#### [Work to do]
Reproduce each line of the material exactly, minus any picture.

#### [Records supplied]
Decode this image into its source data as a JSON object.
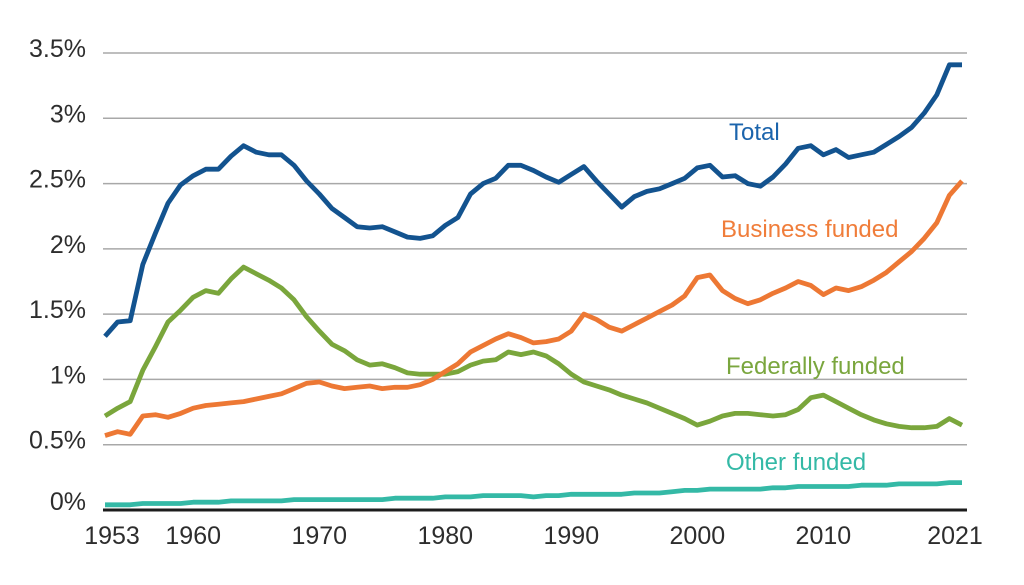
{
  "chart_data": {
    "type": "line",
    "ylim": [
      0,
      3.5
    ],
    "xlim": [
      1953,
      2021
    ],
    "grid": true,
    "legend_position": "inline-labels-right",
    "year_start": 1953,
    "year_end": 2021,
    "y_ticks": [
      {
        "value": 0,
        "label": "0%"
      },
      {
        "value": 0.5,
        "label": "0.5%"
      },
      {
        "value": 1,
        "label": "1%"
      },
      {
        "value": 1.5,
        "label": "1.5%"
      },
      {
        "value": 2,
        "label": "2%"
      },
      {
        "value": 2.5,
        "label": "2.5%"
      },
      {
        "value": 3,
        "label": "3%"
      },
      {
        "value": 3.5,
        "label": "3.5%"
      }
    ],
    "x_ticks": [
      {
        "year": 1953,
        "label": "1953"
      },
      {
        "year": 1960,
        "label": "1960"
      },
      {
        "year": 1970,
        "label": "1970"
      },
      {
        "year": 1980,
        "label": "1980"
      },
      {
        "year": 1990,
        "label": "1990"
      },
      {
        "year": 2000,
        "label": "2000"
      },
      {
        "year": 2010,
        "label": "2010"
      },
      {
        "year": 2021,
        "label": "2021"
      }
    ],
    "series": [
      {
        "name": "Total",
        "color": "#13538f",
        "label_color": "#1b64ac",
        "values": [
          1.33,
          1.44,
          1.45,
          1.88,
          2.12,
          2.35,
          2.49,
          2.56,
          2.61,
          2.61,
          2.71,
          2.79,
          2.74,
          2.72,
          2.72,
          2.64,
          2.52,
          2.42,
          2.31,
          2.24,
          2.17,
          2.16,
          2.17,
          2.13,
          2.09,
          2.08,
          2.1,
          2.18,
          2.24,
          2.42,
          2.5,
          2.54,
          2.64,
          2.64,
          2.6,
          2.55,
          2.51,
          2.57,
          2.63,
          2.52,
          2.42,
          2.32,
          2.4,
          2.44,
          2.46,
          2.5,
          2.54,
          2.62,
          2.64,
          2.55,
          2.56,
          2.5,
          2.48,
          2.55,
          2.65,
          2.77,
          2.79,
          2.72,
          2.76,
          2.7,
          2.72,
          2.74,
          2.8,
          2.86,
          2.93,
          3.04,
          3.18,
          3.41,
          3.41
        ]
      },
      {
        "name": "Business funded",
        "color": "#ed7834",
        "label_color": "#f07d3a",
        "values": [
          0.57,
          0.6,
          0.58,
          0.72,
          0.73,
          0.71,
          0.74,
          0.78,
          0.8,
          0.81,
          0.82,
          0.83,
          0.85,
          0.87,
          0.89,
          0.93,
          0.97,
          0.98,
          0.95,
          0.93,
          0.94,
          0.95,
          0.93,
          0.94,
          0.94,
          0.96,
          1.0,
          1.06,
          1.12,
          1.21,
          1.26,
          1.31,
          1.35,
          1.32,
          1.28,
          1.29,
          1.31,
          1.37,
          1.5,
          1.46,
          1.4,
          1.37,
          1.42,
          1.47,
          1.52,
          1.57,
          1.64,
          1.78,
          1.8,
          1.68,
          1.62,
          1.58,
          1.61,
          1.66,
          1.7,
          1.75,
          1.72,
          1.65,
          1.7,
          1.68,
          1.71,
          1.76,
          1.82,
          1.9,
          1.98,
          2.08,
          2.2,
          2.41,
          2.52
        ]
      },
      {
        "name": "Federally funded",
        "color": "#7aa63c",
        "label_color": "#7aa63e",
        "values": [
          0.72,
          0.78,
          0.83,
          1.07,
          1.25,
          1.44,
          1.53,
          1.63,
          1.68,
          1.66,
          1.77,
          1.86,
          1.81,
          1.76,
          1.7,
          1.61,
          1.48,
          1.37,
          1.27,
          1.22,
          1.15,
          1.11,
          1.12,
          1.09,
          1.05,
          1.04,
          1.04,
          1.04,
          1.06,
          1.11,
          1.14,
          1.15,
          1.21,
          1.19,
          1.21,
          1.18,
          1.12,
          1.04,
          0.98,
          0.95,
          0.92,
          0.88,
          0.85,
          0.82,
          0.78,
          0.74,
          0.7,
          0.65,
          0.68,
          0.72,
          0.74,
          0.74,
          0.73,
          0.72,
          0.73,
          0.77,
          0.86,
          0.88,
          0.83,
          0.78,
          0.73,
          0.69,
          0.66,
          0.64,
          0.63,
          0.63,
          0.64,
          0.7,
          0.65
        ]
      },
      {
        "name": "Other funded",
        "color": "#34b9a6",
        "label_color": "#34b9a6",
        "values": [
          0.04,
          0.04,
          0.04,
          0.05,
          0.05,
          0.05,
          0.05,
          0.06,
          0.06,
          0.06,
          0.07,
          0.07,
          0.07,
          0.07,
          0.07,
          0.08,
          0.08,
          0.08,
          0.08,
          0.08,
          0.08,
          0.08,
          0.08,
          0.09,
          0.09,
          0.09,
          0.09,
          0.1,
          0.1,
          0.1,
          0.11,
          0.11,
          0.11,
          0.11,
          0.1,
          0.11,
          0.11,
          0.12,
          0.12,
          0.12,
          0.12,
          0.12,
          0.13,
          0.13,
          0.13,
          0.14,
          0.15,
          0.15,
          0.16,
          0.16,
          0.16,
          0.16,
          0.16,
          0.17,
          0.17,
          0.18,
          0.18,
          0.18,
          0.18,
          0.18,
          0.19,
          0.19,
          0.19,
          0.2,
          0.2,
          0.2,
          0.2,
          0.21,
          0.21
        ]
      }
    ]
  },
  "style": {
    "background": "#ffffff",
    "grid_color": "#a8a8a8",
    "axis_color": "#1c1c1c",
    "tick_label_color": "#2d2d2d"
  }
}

#### [Result of this task]
Decode this image into its source data as a JSON object.
{
  "chart_data": {
    "type": "line",
    "ylim": [
      0,
      3.5
    ],
    "xlim": [
      1953,
      2021
    ],
    "grid": true,
    "legend_position": "inline-labels-right",
    "year_start": 1953,
    "year_end": 2021,
    "y_ticks": [
      {
        "value": 0,
        "label": "0%"
      },
      {
        "value": 0.5,
        "label": "0.5%"
      },
      {
        "value": 1,
        "label": "1%"
      },
      {
        "value": 1.5,
        "label": "1.5%"
      },
      {
        "value": 2,
        "label": "2%"
      },
      {
        "value": 2.5,
        "label": "2.5%"
      },
      {
        "value": 3,
        "label": "3%"
      },
      {
        "value": 3.5,
        "label": "3.5%"
      }
    ],
    "x_ticks": [
      {
        "year": 1953,
        "label": "1953"
      },
      {
        "year": 1960,
        "label": "1960"
      },
      {
        "year": 1970,
        "label": "1970"
      },
      {
        "year": 1980,
        "label": "1980"
      },
      {
        "year": 1990,
        "label": "1990"
      },
      {
        "year": 2000,
        "label": "2000"
      },
      {
        "year": 2010,
        "label": "2010"
      },
      {
        "year": 2021,
        "label": "2021"
      }
    ],
    "series": [
      {
        "name": "Total",
        "color": "#13538f",
        "label_color": "#1b64ac",
        "values": [
          1.33,
          1.44,
          1.45,
          1.88,
          2.12,
          2.35,
          2.49,
          2.56,
          2.61,
          2.61,
          2.71,
          2.79,
          2.74,
          2.72,
          2.72,
          2.64,
          2.52,
          2.42,
          2.31,
          2.24,
          2.17,
          2.16,
          2.17,
          2.13,
          2.09,
          2.08,
          2.1,
          2.18,
          2.24,
          2.42,
          2.5,
          2.54,
          2.64,
          2.64,
          2.6,
          2.55,
          2.51,
          2.57,
          2.63,
          2.52,
          2.42,
          2.32,
          2.4,
          2.44,
          2.46,
          2.5,
          2.54,
          2.62,
          2.64,
          2.55,
          2.56,
          2.5,
          2.48,
          2.55,
          2.65,
          2.77,
          2.79,
          2.72,
          2.76,
          2.7,
          2.72,
          2.74,
          2.8,
          2.86,
          2.93,
          3.04,
          3.18,
          3.41,
          3.41
        ]
      },
      {
        "name": "Business funded",
        "color": "#ed7834",
        "label_color": "#f07d3a",
        "values": [
          0.57,
          0.6,
          0.58,
          0.72,
          0.73,
          0.71,
          0.74,
          0.78,
          0.8,
          0.81,
          0.82,
          0.83,
          0.85,
          0.87,
          0.89,
          0.93,
          0.97,
          0.98,
          0.95,
          0.93,
          0.94,
          0.95,
          0.93,
          0.94,
          0.94,
          0.96,
          1.0,
          1.06,
          1.12,
          1.21,
          1.26,
          1.31,
          1.35,
          1.32,
          1.28,
          1.29,
          1.31,
          1.37,
          1.5,
          1.46,
          1.4,
          1.37,
          1.42,
          1.47,
          1.52,
          1.57,
          1.64,
          1.78,
          1.8,
          1.68,
          1.62,
          1.58,
          1.61,
          1.66,
          1.7,
          1.75,
          1.72,
          1.65,
          1.7,
          1.68,
          1.71,
          1.76,
          1.82,
          1.9,
          1.98,
          2.08,
          2.2,
          2.41,
          2.52
        ]
      },
      {
        "name": "Federally funded",
        "color": "#7aa63c",
        "label_color": "#7aa63e",
        "values": [
          0.72,
          0.78,
          0.83,
          1.07,
          1.25,
          1.44,
          1.53,
          1.63,
          1.68,
          1.66,
          1.77,
          1.86,
          1.81,
          1.76,
          1.7,
          1.61,
          1.48,
          1.37,
          1.27,
          1.22,
          1.15,
          1.11,
          1.12,
          1.09,
          1.05,
          1.04,
          1.04,
          1.04,
          1.06,
          1.11,
          1.14,
          1.15,
          1.21,
          1.19,
          1.21,
          1.18,
          1.12,
          1.04,
          0.98,
          0.95,
          0.92,
          0.88,
          0.85,
          0.82,
          0.78,
          0.74,
          0.7,
          0.65,
          0.68,
          0.72,
          0.74,
          0.74,
          0.73,
          0.72,
          0.73,
          0.77,
          0.86,
          0.88,
          0.83,
          0.78,
          0.73,
          0.69,
          0.66,
          0.64,
          0.63,
          0.63,
          0.64,
          0.7,
          0.65
        ]
      },
      {
        "name": "Other funded",
        "color": "#34b9a6",
        "label_color": "#34b9a6",
        "values": [
          0.04,
          0.04,
          0.04,
          0.05,
          0.05,
          0.05,
          0.05,
          0.06,
          0.06,
          0.06,
          0.07,
          0.07,
          0.07,
          0.07,
          0.07,
          0.08,
          0.08,
          0.08,
          0.08,
          0.08,
          0.08,
          0.08,
          0.08,
          0.09,
          0.09,
          0.09,
          0.09,
          0.1,
          0.1,
          0.1,
          0.11,
          0.11,
          0.11,
          0.11,
          0.1,
          0.11,
          0.11,
          0.12,
          0.12,
          0.12,
          0.12,
          0.12,
          0.13,
          0.13,
          0.13,
          0.14,
          0.15,
          0.15,
          0.16,
          0.16,
          0.16,
          0.16,
          0.16,
          0.17,
          0.17,
          0.18,
          0.18,
          0.18,
          0.18,
          0.18,
          0.19,
          0.19,
          0.19,
          0.2,
          0.2,
          0.2,
          0.2,
          0.21,
          0.21
        ]
      }
    ]
  },
  "style": {
    "background": "#ffffff",
    "grid_color": "#a8a8a8",
    "axis_color": "#1c1c1c",
    "tick_label_color": "#2d2d2d"
  }
}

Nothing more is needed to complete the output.